((
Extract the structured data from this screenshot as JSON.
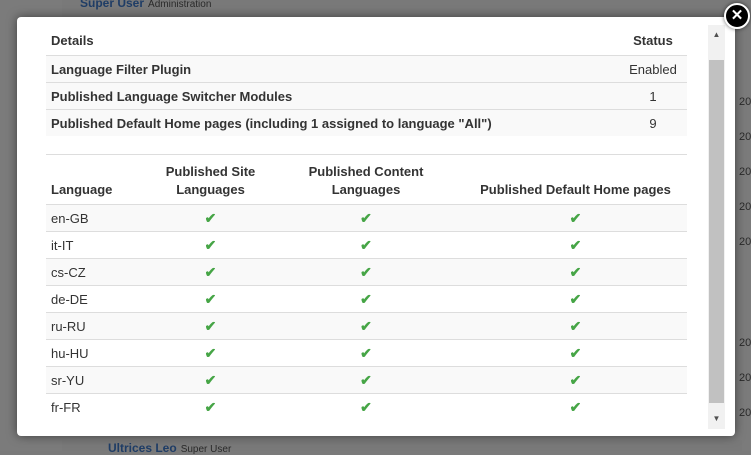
{
  "background": {
    "top_item": {
      "title": "Super User",
      "subtitle": "Administration"
    },
    "bottom_item": {
      "title": "Ultrices Leo",
      "subtitle": "Super User"
    },
    "side_numbers": [
      "20",
      "20",
      "20",
      "20",
      "20",
      "20",
      "20",
      "20"
    ]
  },
  "summary": {
    "headers": {
      "details": "Details",
      "status": "Status"
    },
    "rows": [
      {
        "label": "Language Filter Plugin",
        "value": "Enabled"
      },
      {
        "label": "Published Language Switcher Modules",
        "value": "1"
      },
      {
        "label": "Published Default Home pages (including 1 assigned to language \"All\")",
        "value": "9"
      }
    ]
  },
  "languages": {
    "headers": {
      "language": "Language",
      "site_line1": "Published Site",
      "site_line2": "Languages",
      "content": "Published Content Languages",
      "home": "Published Default Home pages"
    },
    "check_icon": "check-icon",
    "check_color": "#46a546",
    "rows": [
      {
        "code": "en-GB",
        "site": "✔",
        "content": "✔",
        "home": "✔"
      },
      {
        "code": "it-IT",
        "site": "✔",
        "content": "✔",
        "home": "✔"
      },
      {
        "code": "cs-CZ",
        "site": "✔",
        "content": "✔",
        "home": "✔"
      },
      {
        "code": "de-DE",
        "site": "✔",
        "content": "✔",
        "home": "✔"
      },
      {
        "code": "ru-RU",
        "site": "✔",
        "content": "✔",
        "home": "✔"
      },
      {
        "code": "hu-HU",
        "site": "✔",
        "content": "✔",
        "home": "✔"
      },
      {
        "code": "sr-YU",
        "site": "✔",
        "content": "✔",
        "home": "✔"
      },
      {
        "code": "fr-FR",
        "site": "✔",
        "content": "✔",
        "home": "✔"
      }
    ]
  },
  "controls": {
    "close_symbol": "✕",
    "scroll_up_symbol": "▲",
    "scroll_down_symbol": "▼"
  }
}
))
● WHAT THE EXERCISE ASKS: Pull every line containing the word "code" out of the entries above.

● SOLVED PROBLEM:
        "code": "en-GB",
        "code": "it-IT",
        "code": "cs-CZ",
        "code": "de-DE",
        "code": "ru-RU",
        "code": "hu-HU",
        "code": "sr-YU",
        "code": "fr-FR",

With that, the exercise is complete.